__YOUR TASK__.
Find the lines of data that contain the string "실시설계", then list them.
---------- RECORDS FOR THE TASK ----------
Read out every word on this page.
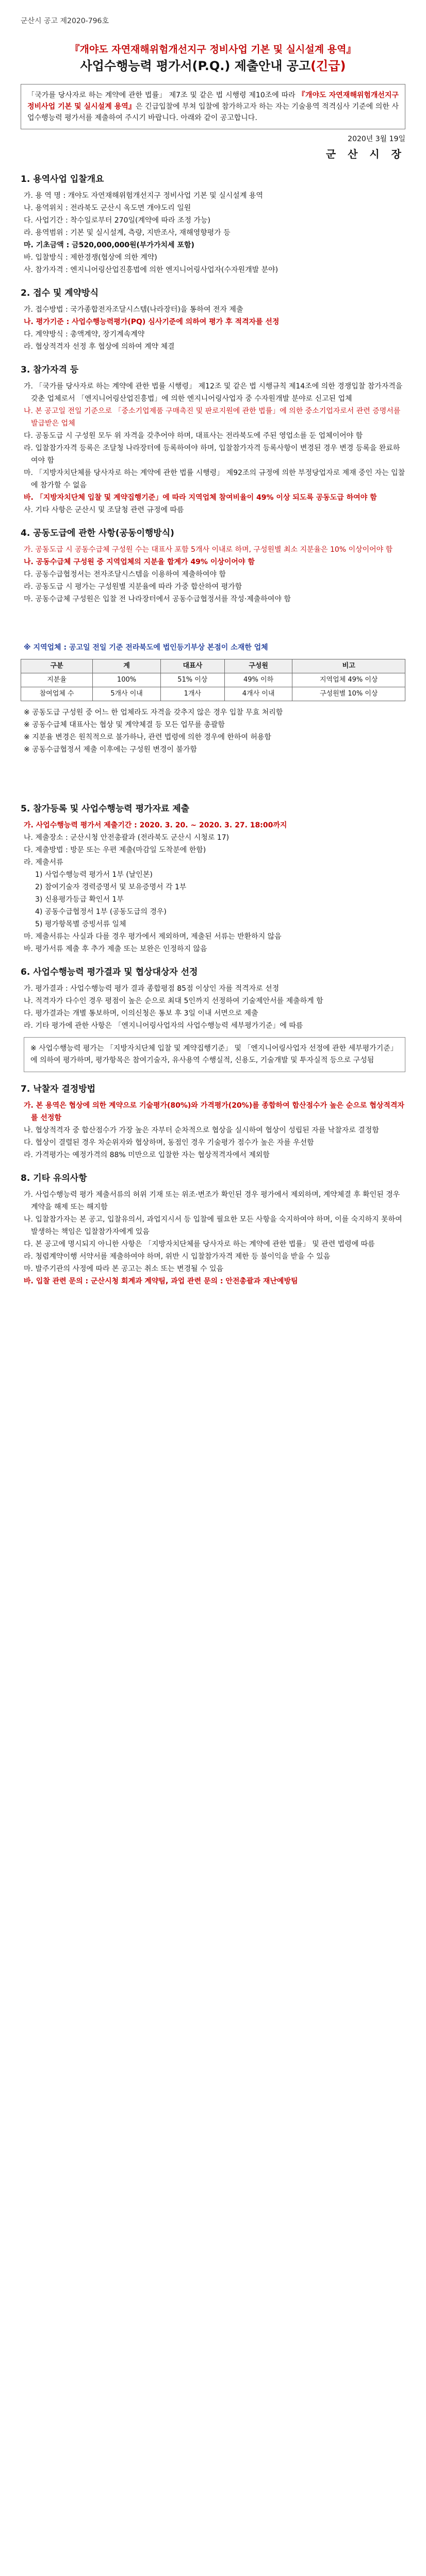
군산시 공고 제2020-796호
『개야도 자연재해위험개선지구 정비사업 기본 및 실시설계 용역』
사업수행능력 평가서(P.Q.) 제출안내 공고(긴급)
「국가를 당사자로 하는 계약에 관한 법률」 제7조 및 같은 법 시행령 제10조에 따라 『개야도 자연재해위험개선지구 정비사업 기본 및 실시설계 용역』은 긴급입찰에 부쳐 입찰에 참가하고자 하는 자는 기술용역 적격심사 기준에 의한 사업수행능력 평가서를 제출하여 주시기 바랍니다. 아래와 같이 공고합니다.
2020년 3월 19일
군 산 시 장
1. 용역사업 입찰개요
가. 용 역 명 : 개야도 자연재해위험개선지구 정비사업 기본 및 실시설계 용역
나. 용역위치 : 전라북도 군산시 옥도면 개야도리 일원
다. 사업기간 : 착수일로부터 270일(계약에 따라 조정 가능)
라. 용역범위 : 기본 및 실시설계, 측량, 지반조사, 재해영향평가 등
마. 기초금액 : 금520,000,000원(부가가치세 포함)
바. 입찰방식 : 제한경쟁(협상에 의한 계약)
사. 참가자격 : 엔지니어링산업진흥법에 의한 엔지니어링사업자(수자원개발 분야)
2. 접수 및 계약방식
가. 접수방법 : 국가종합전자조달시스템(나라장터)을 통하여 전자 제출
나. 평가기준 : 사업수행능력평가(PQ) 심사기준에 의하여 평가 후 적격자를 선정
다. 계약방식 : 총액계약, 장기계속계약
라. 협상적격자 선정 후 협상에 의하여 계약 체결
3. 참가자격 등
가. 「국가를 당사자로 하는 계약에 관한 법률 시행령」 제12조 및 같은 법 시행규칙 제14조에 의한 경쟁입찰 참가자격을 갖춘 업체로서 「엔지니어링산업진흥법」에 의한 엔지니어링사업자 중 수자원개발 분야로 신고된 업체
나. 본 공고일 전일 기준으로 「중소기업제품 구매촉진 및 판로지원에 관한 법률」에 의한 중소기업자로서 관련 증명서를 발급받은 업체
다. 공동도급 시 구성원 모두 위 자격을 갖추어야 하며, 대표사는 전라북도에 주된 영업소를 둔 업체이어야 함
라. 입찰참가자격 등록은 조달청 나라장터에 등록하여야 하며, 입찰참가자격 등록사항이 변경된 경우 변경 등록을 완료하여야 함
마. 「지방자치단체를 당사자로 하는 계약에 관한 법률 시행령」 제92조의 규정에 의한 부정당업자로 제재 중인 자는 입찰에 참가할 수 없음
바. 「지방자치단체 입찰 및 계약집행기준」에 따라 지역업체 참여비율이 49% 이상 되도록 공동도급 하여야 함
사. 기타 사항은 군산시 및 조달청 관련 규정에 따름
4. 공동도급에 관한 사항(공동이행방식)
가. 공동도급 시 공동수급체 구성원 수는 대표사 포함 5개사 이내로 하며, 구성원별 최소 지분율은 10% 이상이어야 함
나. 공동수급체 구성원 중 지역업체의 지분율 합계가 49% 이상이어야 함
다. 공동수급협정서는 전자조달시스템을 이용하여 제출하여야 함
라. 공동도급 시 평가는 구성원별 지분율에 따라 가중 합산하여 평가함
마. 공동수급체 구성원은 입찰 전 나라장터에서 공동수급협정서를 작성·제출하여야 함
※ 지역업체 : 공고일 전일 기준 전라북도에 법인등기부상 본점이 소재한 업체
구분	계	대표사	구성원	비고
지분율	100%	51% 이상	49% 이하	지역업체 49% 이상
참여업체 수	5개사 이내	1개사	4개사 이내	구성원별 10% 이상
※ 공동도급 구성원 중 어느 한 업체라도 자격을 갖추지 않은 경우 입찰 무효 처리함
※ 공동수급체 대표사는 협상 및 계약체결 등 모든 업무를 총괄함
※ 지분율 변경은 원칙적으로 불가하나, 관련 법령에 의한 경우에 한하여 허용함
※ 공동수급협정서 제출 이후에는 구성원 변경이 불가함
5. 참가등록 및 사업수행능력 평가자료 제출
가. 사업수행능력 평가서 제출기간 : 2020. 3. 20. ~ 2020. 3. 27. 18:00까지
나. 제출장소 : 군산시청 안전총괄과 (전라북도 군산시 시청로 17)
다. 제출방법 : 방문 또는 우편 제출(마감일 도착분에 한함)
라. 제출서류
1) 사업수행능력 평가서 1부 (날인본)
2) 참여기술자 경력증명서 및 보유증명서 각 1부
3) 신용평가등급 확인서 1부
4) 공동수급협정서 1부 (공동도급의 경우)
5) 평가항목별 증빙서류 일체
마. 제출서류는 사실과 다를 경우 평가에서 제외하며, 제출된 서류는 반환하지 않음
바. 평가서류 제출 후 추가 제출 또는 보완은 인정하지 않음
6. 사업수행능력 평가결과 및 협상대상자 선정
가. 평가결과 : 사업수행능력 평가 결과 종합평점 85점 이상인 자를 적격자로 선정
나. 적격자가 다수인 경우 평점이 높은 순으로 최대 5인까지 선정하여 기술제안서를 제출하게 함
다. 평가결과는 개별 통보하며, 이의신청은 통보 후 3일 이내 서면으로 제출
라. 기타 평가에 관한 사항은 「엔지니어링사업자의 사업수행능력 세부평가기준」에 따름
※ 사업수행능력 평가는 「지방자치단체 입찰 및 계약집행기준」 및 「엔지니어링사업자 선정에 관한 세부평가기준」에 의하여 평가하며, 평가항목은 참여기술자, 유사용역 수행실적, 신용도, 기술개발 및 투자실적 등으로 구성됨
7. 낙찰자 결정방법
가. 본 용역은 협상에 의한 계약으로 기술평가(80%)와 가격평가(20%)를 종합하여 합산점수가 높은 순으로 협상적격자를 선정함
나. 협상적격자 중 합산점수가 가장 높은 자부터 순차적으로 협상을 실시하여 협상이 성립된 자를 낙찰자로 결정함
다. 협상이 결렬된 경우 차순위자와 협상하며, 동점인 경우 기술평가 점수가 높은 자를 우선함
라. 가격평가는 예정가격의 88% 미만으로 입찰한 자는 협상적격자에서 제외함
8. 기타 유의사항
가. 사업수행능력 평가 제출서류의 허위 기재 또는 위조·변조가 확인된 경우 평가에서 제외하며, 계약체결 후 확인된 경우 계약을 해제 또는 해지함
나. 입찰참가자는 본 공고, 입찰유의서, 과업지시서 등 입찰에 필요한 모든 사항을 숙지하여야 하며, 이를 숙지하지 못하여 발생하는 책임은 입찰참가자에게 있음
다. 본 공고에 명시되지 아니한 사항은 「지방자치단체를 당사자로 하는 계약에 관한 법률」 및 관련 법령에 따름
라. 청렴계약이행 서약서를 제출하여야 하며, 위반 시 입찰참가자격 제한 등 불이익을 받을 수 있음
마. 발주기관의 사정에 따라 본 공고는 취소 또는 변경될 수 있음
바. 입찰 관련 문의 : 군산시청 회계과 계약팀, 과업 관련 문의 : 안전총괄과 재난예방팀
----------
---------- RECORDS FOR THE TASK ----------
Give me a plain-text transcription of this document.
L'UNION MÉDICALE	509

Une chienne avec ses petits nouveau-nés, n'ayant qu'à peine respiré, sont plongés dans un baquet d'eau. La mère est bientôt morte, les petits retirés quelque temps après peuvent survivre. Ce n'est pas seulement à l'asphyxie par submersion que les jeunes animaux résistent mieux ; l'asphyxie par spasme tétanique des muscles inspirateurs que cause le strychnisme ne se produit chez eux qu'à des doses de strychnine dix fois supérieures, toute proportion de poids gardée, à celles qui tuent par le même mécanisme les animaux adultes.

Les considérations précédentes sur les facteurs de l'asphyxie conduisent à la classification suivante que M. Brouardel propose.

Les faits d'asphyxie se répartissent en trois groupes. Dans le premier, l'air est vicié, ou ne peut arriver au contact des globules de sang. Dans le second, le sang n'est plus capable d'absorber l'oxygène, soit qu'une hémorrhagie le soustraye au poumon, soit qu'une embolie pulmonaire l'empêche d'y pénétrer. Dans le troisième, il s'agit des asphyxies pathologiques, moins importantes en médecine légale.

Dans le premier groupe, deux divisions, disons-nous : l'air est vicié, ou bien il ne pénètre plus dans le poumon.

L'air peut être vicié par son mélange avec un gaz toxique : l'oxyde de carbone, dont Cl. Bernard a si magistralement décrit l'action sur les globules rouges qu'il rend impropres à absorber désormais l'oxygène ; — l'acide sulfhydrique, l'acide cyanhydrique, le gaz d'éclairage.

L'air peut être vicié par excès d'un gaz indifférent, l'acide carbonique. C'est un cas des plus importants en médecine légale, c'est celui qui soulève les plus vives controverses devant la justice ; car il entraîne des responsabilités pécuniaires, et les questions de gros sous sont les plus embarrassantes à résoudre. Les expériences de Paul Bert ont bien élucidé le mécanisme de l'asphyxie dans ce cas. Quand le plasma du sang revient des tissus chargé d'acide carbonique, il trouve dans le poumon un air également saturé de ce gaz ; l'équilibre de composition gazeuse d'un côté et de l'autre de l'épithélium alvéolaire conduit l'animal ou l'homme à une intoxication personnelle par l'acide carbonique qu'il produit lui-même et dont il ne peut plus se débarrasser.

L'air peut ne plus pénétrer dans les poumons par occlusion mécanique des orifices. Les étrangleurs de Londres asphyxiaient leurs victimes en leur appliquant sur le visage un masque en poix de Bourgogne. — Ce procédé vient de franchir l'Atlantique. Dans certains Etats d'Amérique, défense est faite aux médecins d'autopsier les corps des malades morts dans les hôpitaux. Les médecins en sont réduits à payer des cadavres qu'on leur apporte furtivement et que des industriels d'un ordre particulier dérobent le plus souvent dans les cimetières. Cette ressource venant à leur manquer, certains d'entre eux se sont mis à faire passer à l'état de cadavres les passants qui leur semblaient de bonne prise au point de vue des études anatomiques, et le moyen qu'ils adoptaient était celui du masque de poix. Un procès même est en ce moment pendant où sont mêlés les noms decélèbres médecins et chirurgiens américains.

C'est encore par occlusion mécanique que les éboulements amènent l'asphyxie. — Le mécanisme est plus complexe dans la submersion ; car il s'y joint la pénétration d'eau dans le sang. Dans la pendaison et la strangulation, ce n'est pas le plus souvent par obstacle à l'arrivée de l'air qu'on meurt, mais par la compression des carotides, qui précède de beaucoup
----------
__SOLUTION FOR THIS EXERCISE__.
『개야도 자연재해위험개선지구 정비사업 기본 및 실시설계 용역』
「국가를 당사자로 하는 계약에 관한 법률」 제7조 및 같은 법 시행령 제10조에 따라 『개야도 자연재해위험개선지구 정비사업 기본 및 실시설계 용역』은 긴급입찰에 부쳐 입찰에 참가하고자 하는 자는 기술용역 적격심사 기준에 의한 사업수행능력 평가서를 제출하여 주시기 바랍니다. 아래와 같이 공고합니다.
가. 용 역 명 : 개야도 자연재해위험개선지구 정비사업 기본 및 실시설계 용역
라. 용역범위 : 기본 및 실시설계, 측량, 지반조사, 재해영향평가 등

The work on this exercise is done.